• _AIM_:
Below are some records; retype all of them exactly.
━━━ RECORDED INFORMATION ━━━
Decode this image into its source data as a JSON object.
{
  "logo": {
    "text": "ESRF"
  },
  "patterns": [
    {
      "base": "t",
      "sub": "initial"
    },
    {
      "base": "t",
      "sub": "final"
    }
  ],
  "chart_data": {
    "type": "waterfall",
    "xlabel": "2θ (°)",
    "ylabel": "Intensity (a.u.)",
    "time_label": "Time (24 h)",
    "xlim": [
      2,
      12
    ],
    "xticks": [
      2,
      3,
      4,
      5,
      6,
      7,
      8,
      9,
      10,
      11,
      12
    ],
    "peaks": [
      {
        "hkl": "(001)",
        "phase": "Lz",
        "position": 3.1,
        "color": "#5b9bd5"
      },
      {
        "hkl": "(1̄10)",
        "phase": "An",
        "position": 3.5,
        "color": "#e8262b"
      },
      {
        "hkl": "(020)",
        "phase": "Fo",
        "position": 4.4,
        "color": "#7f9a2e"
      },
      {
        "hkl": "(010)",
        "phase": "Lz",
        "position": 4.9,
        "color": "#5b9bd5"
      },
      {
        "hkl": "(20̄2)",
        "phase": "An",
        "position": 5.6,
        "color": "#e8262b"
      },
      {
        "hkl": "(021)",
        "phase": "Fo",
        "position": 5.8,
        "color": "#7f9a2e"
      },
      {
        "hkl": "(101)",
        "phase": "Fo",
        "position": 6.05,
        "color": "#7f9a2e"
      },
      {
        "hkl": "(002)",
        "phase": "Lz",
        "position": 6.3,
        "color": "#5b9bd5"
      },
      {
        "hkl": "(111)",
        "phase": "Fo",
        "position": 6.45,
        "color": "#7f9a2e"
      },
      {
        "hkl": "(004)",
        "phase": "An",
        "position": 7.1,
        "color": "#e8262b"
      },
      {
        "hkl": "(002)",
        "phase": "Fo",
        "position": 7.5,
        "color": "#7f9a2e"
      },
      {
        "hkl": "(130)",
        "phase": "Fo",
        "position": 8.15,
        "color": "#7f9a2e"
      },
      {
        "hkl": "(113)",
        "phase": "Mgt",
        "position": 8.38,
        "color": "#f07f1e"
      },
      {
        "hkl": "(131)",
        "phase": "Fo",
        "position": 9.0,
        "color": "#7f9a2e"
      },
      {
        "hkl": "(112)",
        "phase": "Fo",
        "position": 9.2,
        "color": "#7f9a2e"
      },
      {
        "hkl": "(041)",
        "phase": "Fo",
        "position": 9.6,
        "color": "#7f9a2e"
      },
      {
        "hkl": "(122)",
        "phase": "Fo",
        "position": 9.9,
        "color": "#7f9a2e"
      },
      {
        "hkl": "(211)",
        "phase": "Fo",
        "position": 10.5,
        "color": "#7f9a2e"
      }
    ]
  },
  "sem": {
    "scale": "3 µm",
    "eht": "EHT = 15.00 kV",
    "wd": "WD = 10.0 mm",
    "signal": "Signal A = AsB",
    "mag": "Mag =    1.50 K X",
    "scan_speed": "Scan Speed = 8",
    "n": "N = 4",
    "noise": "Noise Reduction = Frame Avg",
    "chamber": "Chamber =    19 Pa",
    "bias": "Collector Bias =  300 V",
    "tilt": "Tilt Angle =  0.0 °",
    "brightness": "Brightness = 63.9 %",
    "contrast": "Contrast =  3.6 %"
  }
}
━━━
• _EXERCISE RESPONSE_:
Decode this image into its source data as a JSON object.
{
  "logo": {
    "text": "ESRF"
  },
  "patterns": [
    {
      "base": "t",
      "sub": "initial"
    },
    {
      "base": "t",
      "sub": "final"
    }
  ],
  "chart_data": {
    "type": "waterfall",
    "xlabel": "2θ (°)",
    "ylabel": "Intensity (a.u.)",
    "time_label": "Time (24 h)",
    "xlim": [
      2,
      12
    ],
    "xticks": [
      2,
      3,
      4,
      5,
      6,
      7,
      8,
      9,
      10,
      11,
      12
    ],
    "peaks": [
      {
        "hkl": "(001)",
        "phase": "Lz",
        "position": 3.1,
        "color": "#5b9bd5"
      },
      {
        "hkl": "(1̄10)",
        "phase": "An",
        "position": 3.5,
        "color": "#e8262b"
      },
      {
        "hkl": "(020)",
        "phase": "Fo",
        "position": 4.4,
        "color": "#7f9a2e"
      },
      {
        "hkl": "(010)",
        "phase": "Lz",
        "position": 4.9,
        "color": "#5b9bd5"
      },
      {
        "hkl": "(20̄2)",
        "phase": "An",
        "position": 5.6,
        "color": "#e8262b"
      },
      {
        "hkl": "(021)",
        "phase": "Fo",
        "position": 5.8,
        "color": "#7f9a2e"
      },
      {
        "hkl": "(101)",
        "phase": "Fo",
        "position": 6.05,
        "color": "#7f9a2e"
      },
      {
        "hkl": "(002)",
        "phase": "Lz",
        "position": 6.3,
        "color": "#5b9bd5"
      },
      {
        "hkl": "(111)",
        "phase": "Fo",
        "position": 6.45,
        "color": "#7f9a2e"
      },
      {
        "hkl": "(004)",
        "phase": "An",
        "position": 7.1,
        "color": "#e8262b"
      },
      {
        "hkl": "(002)",
        "phase": "Fo",
        "position": 7.5,
        "color": "#7f9a2e"
      },
      {
        "hkl": "(130)",
        "phase": "Fo",
        "position": 8.15,
        "color": "#7f9a2e"
      },
      {
        "hkl": "(113)",
        "phase": "Mgt",
        "position": 8.38,
        "color": "#f07f1e"
      },
      {
        "hkl": "(131)",
        "phase": "Fo",
        "position": 9.0,
        "color": "#7f9a2e"
      },
      {
        "hkl": "(112)",
        "phase": "Fo",
        "position": 9.2,
        "color": "#7f9a2e"
      },
      {
        "hkl": "(041)",
        "phase": "Fo",
        "position": 9.6,
        "color": "#7f9a2e"
      },
      {
        "hkl": "(122)",
        "phase": "Fo",
        "position": 9.9,
        "color": "#7f9a2e"
      },
      {
        "hkl": "(211)",
        "phase": "Fo",
        "position": 10.5,
        "color": "#7f9a2e"
      }
    ]
  },
  "sem": {
    "scale": "3 µm",
    "eht": "EHT = 15.00 kV",
    "wd": "WD = 10.0 mm",
    "signal": "Signal A = AsB",
    "mag": "Mag =    1.50 K X",
    "scan_speed": "Scan Speed = 8",
    "n": "N = 4",
    "noise": "Noise Reduction = Frame Avg",
    "chamber": "Chamber =    19 Pa",
    "bias": "Collector Bias =  300 V",
    "tilt": "Tilt Angle =  0.0 °",
    "brightness": "Brightness = 63.9 %",
    "contrast": "Contrast =  3.6 %"
  }
}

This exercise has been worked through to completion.